Pedido 1:
Extraia integralmente o excerto sobre a barcaça “Spirit of Chartwell”, sem mudar uma única palavra.

Excerto:
-------

Quem não arrisca, não petisca e, afinal, não perdia nada em telefonar ao armador que cedera a embarcação à Casa Real. Philip riu-se na cara e recusou com veemência a ideia de vender um símbolo britânico como o “Spirit of Chartwell”. Bruscamente, uma semana depois, Mário recebeu um telefonema amargurado de Philip. Mudara de ideias e estava disponível para um acordo. Se queria negociar a barcaça, que aparecesse no seu escritório de Londres.
Foi música para os ouvidos de Mário que no dia seguinte se meteu no avião e fechou um negócio que arranhou o orgulho britânico.
Um caso de sorte e oportunidade.
Nessa semana, conta Mário Ferreira, Philip Morell revoltara-se ao saber que as autoridades lhe tinham negado umas licenças especiais para o Tamisa. O copo da animosidade transbordara e o empresário vingou-se do país, aceitando a oferta de Mário Ferreira, duas semanas depois do Jubileu.
O “Spirit of Chartwell”, com 12 cabines, destina-se a clientes endinheirados, disponíveis para pagar 5000 euros por cabeça por uma semana no Douro. Nos cruzeiros vulgares, o preço oscila entre os 1500 e os 2000 euros.
Com o restauro “ficou novinho em folha, há quartos que nunca foram usados”.
A barcaça real é a bandeira de que a Douro Azul precisava na luta pelo mercado de luxo. Para 2013 “não está fácil angariar contratos”. Os operadores trabalham “com muita antecedência”. Mas, para os anos seguintes, “o ‘Spirit of Chartwell’ será um caso de sucesso”, em especial nos mercados britânico e americano. A frota de luxo contará com outra barcaça (15 quartos) e dois pequenos iates, com três quartos.
Por terra, água e ar
A partir de 2013, a empresa beneficia ainda da extensão da época de cruzeiros no Douro. O rio fica fechado 10 semanas, de janeiro a março, em vez das 22 anteriores. Este efeito gera mais negócio e concede o carácter permanente a uma boa parte do emprego sazonal. O esforço expansionista traduz-se na criação de 147 novos empregos. Em 2014, a folha salarial contará com 400 nomes.

-------

Dados de entrada:
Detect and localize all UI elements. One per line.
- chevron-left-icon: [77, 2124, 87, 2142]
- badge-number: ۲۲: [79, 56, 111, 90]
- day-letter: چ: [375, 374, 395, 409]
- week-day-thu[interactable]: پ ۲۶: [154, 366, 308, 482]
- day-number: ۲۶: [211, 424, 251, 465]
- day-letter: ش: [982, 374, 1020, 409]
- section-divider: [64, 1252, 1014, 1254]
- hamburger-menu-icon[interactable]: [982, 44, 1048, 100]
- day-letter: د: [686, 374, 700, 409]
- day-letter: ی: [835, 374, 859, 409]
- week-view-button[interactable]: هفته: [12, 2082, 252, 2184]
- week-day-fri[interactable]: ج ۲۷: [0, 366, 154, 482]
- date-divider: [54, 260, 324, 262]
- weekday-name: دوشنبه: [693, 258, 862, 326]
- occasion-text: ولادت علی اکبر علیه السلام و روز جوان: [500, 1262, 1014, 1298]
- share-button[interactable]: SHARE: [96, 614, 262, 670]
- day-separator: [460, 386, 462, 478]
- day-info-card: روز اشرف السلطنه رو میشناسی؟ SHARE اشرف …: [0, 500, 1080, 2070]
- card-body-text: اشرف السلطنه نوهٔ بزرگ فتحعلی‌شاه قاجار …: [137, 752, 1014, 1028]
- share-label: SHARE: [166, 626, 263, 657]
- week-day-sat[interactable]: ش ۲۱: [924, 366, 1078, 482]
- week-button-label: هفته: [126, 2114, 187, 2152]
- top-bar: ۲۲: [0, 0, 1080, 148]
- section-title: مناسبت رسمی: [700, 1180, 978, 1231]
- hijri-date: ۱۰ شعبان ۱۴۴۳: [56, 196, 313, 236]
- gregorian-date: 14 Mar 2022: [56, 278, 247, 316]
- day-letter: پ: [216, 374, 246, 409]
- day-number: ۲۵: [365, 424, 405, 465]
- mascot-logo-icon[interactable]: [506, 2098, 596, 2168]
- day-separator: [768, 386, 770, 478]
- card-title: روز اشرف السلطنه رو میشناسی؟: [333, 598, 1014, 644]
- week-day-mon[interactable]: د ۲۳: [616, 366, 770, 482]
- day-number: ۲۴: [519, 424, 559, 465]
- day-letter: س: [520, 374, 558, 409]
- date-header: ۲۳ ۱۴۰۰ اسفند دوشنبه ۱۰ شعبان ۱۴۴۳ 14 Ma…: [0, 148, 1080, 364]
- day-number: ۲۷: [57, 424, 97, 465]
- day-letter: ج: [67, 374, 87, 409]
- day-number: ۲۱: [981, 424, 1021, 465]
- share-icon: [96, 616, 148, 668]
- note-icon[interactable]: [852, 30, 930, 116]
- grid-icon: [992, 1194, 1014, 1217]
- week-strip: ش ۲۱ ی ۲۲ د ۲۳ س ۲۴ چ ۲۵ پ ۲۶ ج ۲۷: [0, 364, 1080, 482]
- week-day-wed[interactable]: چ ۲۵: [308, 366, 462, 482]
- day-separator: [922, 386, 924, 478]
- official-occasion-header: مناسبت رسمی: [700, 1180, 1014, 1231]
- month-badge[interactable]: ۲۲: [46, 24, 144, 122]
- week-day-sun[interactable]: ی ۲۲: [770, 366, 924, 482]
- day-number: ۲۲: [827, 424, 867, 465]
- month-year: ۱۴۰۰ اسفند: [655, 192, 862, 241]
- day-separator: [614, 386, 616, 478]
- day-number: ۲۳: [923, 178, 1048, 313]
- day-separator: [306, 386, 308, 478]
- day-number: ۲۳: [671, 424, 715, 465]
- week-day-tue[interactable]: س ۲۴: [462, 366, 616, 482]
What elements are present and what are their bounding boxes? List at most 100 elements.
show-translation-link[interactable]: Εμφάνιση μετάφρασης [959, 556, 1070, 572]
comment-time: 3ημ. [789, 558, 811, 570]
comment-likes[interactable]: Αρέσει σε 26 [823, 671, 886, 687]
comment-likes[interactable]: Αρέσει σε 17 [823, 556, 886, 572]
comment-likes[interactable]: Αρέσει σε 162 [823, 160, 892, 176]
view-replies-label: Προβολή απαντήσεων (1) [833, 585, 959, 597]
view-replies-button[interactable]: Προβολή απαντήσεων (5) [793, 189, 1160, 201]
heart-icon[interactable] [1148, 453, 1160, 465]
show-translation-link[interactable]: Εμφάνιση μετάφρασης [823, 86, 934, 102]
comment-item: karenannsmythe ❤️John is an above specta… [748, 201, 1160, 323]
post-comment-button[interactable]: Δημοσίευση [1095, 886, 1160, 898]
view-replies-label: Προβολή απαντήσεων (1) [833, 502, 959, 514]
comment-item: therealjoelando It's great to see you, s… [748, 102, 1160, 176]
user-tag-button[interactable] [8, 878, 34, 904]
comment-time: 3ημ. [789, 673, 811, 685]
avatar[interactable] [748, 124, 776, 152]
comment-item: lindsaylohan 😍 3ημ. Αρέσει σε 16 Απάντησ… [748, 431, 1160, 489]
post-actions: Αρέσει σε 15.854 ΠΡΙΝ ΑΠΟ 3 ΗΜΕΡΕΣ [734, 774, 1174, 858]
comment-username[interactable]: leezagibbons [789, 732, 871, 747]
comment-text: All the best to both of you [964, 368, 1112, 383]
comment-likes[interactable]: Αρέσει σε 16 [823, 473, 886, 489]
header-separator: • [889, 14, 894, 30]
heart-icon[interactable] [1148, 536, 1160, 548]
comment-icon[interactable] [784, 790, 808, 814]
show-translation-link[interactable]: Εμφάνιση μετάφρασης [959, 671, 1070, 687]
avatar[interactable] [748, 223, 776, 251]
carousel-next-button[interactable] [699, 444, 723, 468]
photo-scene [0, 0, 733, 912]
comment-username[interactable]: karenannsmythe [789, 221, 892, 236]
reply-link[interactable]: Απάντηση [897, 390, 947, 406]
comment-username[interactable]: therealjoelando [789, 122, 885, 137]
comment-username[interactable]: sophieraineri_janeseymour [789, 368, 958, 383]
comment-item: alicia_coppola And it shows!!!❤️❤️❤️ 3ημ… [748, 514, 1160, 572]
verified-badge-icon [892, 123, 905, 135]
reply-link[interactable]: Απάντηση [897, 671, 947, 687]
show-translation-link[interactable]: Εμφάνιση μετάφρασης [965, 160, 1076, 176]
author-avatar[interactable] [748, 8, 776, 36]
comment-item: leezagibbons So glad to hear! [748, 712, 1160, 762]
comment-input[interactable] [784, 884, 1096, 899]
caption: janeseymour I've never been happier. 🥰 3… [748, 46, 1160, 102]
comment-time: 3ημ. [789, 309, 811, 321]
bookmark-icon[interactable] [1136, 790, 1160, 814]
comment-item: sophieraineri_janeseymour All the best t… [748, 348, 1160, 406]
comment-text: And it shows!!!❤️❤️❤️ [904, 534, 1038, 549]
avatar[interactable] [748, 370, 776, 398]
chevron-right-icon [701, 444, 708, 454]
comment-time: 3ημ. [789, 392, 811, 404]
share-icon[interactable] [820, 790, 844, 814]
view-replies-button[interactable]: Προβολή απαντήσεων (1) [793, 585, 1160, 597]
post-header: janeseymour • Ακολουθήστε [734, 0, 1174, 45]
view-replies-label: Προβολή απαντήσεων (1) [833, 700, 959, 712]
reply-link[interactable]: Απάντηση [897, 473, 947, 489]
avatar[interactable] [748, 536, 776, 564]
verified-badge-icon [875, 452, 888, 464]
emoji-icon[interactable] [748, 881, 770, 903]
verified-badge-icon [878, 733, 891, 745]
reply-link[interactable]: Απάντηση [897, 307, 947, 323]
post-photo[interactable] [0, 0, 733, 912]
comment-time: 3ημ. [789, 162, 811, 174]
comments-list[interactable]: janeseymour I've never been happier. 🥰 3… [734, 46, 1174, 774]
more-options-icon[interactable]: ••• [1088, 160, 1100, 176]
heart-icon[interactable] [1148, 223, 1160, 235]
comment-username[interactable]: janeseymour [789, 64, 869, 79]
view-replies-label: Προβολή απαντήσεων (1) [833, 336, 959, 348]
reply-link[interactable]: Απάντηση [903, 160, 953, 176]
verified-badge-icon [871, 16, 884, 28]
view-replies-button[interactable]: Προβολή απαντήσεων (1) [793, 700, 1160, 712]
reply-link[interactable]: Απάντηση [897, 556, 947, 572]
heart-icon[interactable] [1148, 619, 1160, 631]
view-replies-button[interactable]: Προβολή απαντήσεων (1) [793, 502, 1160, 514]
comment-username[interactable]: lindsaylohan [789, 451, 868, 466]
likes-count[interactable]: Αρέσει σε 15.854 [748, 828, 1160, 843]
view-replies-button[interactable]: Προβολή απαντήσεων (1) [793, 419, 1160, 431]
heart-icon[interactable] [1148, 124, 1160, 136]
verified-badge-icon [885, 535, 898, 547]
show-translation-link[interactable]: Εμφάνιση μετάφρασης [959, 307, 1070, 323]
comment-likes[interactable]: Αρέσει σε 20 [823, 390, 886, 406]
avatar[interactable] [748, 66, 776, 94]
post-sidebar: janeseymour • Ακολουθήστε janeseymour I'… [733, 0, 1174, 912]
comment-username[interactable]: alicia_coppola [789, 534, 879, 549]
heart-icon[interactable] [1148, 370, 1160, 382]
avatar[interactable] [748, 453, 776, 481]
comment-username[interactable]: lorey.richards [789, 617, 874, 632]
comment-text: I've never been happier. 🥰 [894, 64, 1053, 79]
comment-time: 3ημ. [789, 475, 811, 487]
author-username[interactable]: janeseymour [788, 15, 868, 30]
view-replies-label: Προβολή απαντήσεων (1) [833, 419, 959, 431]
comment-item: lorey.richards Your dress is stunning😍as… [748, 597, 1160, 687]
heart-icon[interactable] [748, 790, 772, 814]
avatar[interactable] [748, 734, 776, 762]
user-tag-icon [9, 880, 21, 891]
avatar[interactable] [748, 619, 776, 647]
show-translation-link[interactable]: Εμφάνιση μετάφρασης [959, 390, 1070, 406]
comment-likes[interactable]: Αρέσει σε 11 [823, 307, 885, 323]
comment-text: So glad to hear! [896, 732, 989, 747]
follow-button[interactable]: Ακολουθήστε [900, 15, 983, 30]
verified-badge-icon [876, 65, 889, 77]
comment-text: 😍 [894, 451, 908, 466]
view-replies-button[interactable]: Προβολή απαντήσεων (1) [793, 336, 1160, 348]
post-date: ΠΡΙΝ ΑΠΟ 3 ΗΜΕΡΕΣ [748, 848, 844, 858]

-------

Pedido 2:
Copie, por favor, sem qualquer alteração, tudo o que vai do início da listagem até à linha que contém “- week-strip: ش”, incluindo essa linha.

Resultado 1:
Quem não arrisca, não petisca e, afinal, não perdia nada em telefonar ao armador que cedera a embarcação à Casa Real. Philip riu-se na cara e recusou com veemência a ideia de vender um símbolo britânico como o “Spirit of Chartwell”. Bruscamente, uma semana depois, Mário recebeu um telefonema amargurado de Philip. Mudara de ideias e estava disponível para um acordo. Se queria negociar a barcaça, que aparecesse no seu escritório de Londres.
Foi música para os ouvidos de Mário que no dia seguinte se meteu no avião e fechou um negócio que arranhou o orgulho britânico.
Um caso de sorte e oportunidade.
Nessa semana, conta Mário Ferreira, Philip Morell revoltara-se ao saber que as autoridades lhe tinham negado umas licenças especiais para o Tamisa. O copo da animosidade transbordara e o empresário vingou-se do país, aceitando a oferta de Mário Ferreira, duas semanas depois do Jubileu.
O “Spirit of Chartwell”, com 12 cabines, destina-se a clientes endinheirados, disponíveis para pagar 5000 euros por cabeça por uma semana no Douro. Nos cruzeiros vulgares, o preço oscila entre os 1500 e os 2000 euros.
Com o restauro “ficou novinho em folha, há quartos que nunca foram usados”.
A barcaça real é a bandeira de que a Douro Azul precisava na luta pelo mercado de luxo. Para 2013 “não está fácil angariar contratos”. Os operadores trabalham “com muita antecedência”. Mas, para os anos seguintes, “o ‘Spirit of Chartwell’ será um caso de sucesso”, em especial nos mercados britânico e americano. A frota de luxo contará com outra barcaça (15 quartos) e dois pequenos iates, com três quartos.
Por terra, água e ar
A partir de 2013, a empresa beneficia ainda da extensão da época de cruzeiros no Douro. O rio fica fechado 10 semanas, de janeiro a março, em vez das 22 anteriores. Este efeito gera mais negócio e concede o carácter permanente a uma boa parte do emprego sazonal. O esforço expansionista traduz-se na criação de 147 novos empregos. Em 2014, a folha salarial contará com 400 nomes.

Resultado 2:
Detect and localize all UI elements. One per line.
- chevron-left-icon: [77, 2124, 87, 2142]
- badge-number: ۲۲: [79, 56, 111, 90]
- day-letter: چ: [375, 374, 395, 409]
- week-day-thu[interactable]: پ ۲۶: [154, 366, 308, 482]
- day-number: ۲۶: [211, 424, 251, 465]
- day-letter: ش: [982, 374, 1020, 409]
- section-divider: [64, 1252, 1014, 1254]
- hamburger-menu-icon[interactable]: [982, 44, 1048, 100]
- day-letter: د: [686, 374, 700, 409]
- day-letter: ی: [835, 374, 859, 409]
- week-view-button[interactable]: هفته: [12, 2082, 252, 2184]
- week-day-fri[interactable]: ج ۲۷: [0, 366, 154, 482]
- date-divider: [54, 260, 324, 262]
- weekday-name: دوشنبه: [693, 258, 862, 326]
- occasion-text: ولادت علی اکبر علیه السلام و روز جوان: [500, 1262, 1014, 1298]
- share-button[interactable]: SHARE: [96, 614, 262, 670]
- day-separator: [460, 386, 462, 478]
- day-info-card: روز اشرف السلطنه رو میشناسی؟ SHARE اشرف …: [0, 500, 1080, 2070]
- card-body-text: اشرف السلطنه نوهٔ بزرگ فتحعلی‌شاه قاجار …: [137, 752, 1014, 1028]
- share-label: SHARE: [166, 626, 263, 657]
- week-day-sat[interactable]: ش ۲۱: [924, 366, 1078, 482]
- week-button-label: هفته: [126, 2114, 187, 2152]
- top-bar: ۲۲: [0, 0, 1080, 148]
- section-title: مناسبت رسمی: [700, 1180, 978, 1231]
- hijri-date: ۱۰ شعبان ۱۴۴۳: [56, 196, 313, 236]
- gregorian-date: 14 Mar 2022: [56, 278, 247, 316]
- day-letter: پ: [216, 374, 246, 409]
- day-number: ۲۵: [365, 424, 405, 465]
- mascot-logo-icon[interactable]: [506, 2098, 596, 2168]
- day-separator: [768, 386, 770, 478]
- card-title: روز اشرف السلطنه رو میشناسی؟: [333, 598, 1014, 644]
- week-day-mon[interactable]: د ۲۳: [616, 366, 770, 482]
- day-number: ۲۴: [519, 424, 559, 465]
- day-letter: س: [520, 374, 558, 409]
- date-header: ۲۳ ۱۴۰۰ اسفند دوشنبه ۱۰ شعبان ۱۴۴۳ 14 Ma…: [0, 148, 1080, 364]
- day-number: ۲۷: [57, 424, 97, 465]
- day-letter: ج: [67, 374, 87, 409]
- day-number: ۲۱: [981, 424, 1021, 465]
- share-icon: [96, 616, 148, 668]
- note-icon[interactable]: [852, 30, 930, 116]
- grid-icon: [992, 1194, 1014, 1217]
- week-strip: ش ۲۱ ی ۲۲ د ۲۳ س ۲۴ چ ۲۵ پ ۲۶ ج ۲۷: [0, 364, 1080, 482]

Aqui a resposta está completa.